**Records for this task:**
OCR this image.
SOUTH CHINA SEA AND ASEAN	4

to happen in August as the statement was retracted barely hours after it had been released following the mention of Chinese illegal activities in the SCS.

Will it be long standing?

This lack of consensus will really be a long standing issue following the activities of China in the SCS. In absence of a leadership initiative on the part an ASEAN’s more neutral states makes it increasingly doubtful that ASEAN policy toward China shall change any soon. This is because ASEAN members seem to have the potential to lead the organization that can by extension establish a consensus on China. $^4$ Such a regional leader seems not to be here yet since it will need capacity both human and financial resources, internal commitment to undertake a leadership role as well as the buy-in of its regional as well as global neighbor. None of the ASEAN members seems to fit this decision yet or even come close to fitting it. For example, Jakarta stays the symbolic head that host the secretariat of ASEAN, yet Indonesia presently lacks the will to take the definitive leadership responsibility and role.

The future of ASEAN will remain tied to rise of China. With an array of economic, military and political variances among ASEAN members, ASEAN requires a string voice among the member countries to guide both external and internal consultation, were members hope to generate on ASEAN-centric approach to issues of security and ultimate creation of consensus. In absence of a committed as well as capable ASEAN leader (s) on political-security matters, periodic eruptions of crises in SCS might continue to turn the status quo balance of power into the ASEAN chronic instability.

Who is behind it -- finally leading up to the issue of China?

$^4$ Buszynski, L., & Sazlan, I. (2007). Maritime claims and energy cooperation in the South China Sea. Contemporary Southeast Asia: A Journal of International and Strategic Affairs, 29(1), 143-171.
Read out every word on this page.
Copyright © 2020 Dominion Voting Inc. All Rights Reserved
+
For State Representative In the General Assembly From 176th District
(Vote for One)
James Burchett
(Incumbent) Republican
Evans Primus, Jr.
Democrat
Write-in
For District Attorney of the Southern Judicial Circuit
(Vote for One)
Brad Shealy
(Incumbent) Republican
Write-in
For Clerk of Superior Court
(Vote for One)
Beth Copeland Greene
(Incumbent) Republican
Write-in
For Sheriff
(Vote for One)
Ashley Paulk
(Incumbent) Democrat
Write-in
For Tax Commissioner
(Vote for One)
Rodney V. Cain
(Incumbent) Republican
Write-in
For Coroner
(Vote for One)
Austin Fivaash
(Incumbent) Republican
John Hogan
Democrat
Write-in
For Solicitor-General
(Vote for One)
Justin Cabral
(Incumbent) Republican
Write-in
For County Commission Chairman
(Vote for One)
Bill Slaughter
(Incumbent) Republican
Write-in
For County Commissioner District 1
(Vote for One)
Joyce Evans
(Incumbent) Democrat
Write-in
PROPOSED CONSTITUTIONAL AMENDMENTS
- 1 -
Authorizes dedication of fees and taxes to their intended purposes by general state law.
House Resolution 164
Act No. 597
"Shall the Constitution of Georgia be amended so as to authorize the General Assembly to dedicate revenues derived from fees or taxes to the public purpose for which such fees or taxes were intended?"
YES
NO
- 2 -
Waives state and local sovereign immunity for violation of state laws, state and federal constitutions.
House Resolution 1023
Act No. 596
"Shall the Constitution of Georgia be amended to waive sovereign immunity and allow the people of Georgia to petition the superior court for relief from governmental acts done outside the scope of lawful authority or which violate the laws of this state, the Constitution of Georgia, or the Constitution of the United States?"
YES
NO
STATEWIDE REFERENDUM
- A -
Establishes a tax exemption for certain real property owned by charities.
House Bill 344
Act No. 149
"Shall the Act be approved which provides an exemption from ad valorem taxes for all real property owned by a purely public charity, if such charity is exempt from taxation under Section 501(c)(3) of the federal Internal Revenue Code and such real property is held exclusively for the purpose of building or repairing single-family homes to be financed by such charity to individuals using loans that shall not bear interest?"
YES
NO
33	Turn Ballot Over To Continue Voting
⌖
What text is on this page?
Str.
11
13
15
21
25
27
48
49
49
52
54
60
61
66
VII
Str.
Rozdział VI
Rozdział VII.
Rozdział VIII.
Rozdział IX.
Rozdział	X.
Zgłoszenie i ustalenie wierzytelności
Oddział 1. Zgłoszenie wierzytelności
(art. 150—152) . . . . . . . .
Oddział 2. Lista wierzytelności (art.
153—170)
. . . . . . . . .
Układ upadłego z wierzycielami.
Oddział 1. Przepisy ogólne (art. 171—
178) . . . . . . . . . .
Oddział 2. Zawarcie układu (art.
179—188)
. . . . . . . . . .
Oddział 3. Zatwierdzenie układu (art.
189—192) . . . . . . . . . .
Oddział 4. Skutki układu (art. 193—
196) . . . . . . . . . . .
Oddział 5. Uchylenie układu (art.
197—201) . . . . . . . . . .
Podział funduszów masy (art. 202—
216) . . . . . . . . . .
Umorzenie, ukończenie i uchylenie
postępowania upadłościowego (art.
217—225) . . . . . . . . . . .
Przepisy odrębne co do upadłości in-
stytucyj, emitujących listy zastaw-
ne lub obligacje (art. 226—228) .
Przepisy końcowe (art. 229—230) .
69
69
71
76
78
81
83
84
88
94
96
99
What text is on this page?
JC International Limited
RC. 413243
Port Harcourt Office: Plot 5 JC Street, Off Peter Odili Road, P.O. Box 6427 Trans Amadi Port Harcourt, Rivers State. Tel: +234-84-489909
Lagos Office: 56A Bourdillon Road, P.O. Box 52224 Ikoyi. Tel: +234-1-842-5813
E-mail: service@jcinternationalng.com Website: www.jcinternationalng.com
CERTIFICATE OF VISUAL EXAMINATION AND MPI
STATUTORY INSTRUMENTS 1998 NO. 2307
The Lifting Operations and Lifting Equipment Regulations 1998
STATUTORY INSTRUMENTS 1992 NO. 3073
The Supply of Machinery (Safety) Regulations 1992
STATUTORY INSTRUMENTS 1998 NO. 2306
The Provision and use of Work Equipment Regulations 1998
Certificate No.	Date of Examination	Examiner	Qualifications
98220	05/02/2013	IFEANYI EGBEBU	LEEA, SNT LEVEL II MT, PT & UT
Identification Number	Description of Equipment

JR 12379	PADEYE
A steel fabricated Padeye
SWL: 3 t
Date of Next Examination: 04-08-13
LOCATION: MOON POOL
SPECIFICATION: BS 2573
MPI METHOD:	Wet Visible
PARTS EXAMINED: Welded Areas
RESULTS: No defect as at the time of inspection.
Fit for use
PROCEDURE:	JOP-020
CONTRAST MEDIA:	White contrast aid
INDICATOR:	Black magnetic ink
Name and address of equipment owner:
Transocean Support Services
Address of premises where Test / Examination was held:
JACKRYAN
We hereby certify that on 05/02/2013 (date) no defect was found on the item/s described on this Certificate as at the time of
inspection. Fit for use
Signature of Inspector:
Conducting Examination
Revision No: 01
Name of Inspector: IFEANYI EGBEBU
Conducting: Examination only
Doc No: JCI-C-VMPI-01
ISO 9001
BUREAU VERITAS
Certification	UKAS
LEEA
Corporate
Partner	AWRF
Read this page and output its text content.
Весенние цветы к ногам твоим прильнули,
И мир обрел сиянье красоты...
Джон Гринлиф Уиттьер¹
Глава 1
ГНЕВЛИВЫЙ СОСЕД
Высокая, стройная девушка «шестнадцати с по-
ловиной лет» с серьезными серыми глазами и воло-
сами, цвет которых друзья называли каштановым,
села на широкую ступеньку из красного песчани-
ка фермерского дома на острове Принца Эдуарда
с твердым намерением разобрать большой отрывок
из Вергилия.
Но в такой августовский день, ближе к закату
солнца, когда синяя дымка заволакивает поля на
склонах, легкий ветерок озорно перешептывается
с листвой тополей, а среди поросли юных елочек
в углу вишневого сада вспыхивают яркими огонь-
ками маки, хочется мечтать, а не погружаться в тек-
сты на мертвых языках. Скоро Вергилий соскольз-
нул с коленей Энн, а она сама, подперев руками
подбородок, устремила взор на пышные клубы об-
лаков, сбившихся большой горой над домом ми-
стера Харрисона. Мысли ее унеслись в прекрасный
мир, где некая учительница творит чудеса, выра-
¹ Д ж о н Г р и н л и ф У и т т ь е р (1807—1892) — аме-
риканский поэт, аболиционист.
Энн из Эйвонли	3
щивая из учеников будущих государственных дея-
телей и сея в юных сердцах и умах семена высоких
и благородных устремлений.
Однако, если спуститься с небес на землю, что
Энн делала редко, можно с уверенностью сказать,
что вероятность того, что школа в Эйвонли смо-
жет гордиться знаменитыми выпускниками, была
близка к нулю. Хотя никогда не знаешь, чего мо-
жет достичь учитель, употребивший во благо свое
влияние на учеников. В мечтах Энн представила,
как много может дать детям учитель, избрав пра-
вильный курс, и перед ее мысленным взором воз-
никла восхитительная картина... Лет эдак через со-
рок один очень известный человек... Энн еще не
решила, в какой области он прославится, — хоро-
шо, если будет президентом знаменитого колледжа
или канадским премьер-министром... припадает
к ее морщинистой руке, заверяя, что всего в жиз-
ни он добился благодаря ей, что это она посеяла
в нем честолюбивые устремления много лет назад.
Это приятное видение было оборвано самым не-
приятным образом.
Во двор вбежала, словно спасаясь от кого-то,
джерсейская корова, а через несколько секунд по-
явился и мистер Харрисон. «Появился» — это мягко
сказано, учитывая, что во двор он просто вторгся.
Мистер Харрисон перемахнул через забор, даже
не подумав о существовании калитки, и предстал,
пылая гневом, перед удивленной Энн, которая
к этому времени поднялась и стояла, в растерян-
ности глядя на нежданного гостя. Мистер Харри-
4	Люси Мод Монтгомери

**Objective:**
Report each line in the data that holds the word "двор".

**Complete output:**
Во двор вбежала, словно спасаясь от кого-то,
сказано, учитывая, что во двор он просто вторгся.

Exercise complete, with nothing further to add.